→ **What to work on**: Give the listing again character for character, but drop the images.

→ **Data entries**:

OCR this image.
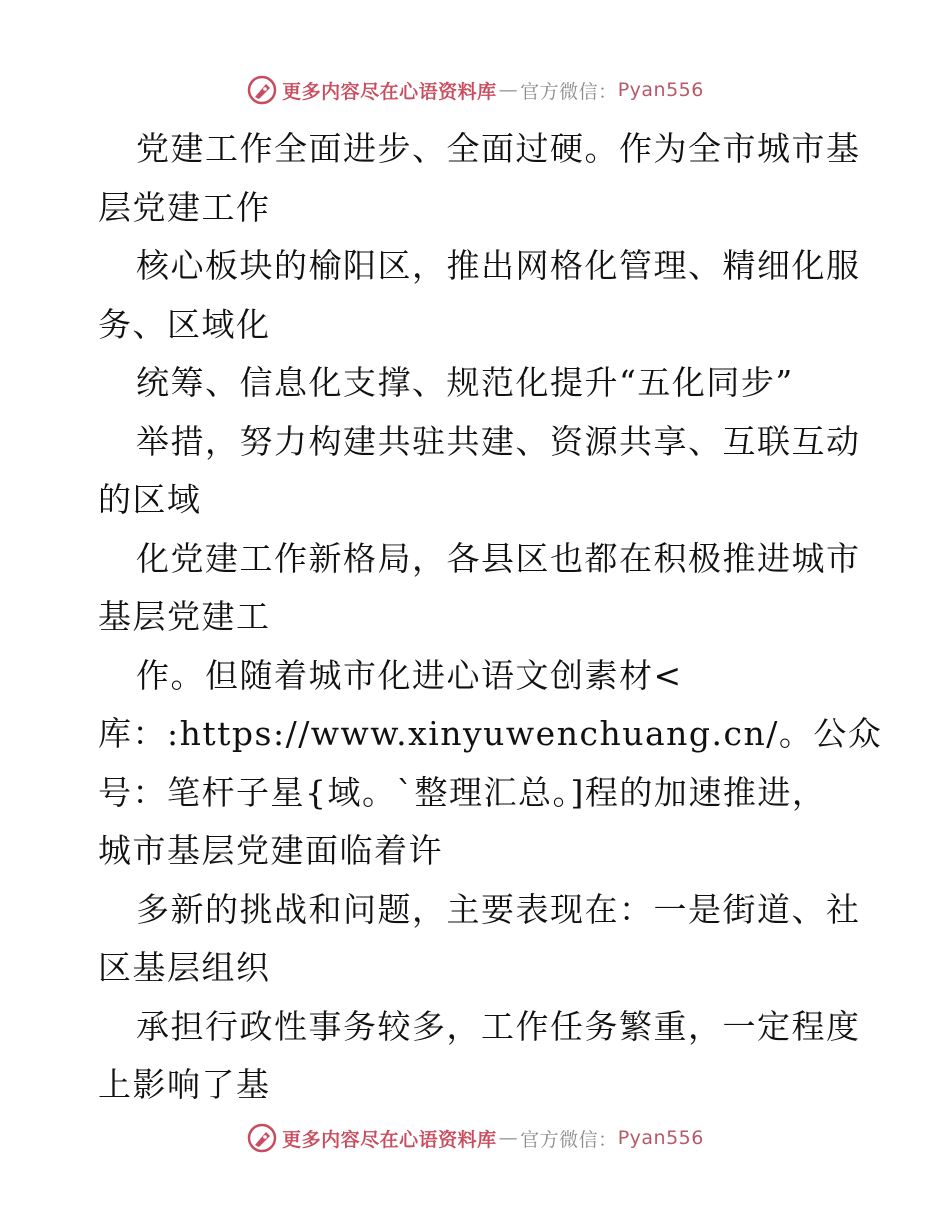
更多内容尽在心语资料库 — 官方微信： Pyan556
党建工作全面进步、全面过硬。作为全市城市基
层党建工作
核心板块的榆阳区，推出网格化管理、精细化服
务、区域化
统筹、信息化支撑、规范化提升“五化同步”
举措，努力构建共驻共建、资源共享、互联互动
的区域
化党建工作新格局，各县区也都在积极推进城市
基层党建工
作。但随着城市化进心语文创素材<
库：:https://www.xinyuwenchuang.cn/。公众
号：笔杆子星{域。`整理汇总。]程的加速推进，
城市基层党建面临着许
多新的挑战和问题，主要表现在：一是街道、社
区基层组织
承担行政性事务较多，工作任务繁重，一定程度
上影响了基
更多内容尽在心语资料库 — 官方微信： Pyan556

→ **Solution to this problem**:
OCR this image.
更多内容尽在心语资料库 — 官方微信： Pyan556
党建工作全面进步、全面过硬。作为全市城市基
层党建工作
核心板块的榆阳区，推出网格化管理、精细化服
务、区域化
统筹、信息化支撑、规范化提升“五化同步”
举措，努力构建共驻共建、资源共享、互联互动
的区域
化党建工作新格局，各县区也都在积极推进城市
基层党建工
作。但随着城市化进心语文创素材<
库：:https://www.xinyuwenchuang.cn/。公众
号：笔杆子星{域。`整理汇总。]程的加速推进，
城市基层党建面临着许
多新的挑战和问题，主要表现在：一是街道、社
区基层组织
承担行政性事务较多，工作任务繁重，一定程度
上影响了基
更多内容尽在心语资料库 — 官方微信： Pyan556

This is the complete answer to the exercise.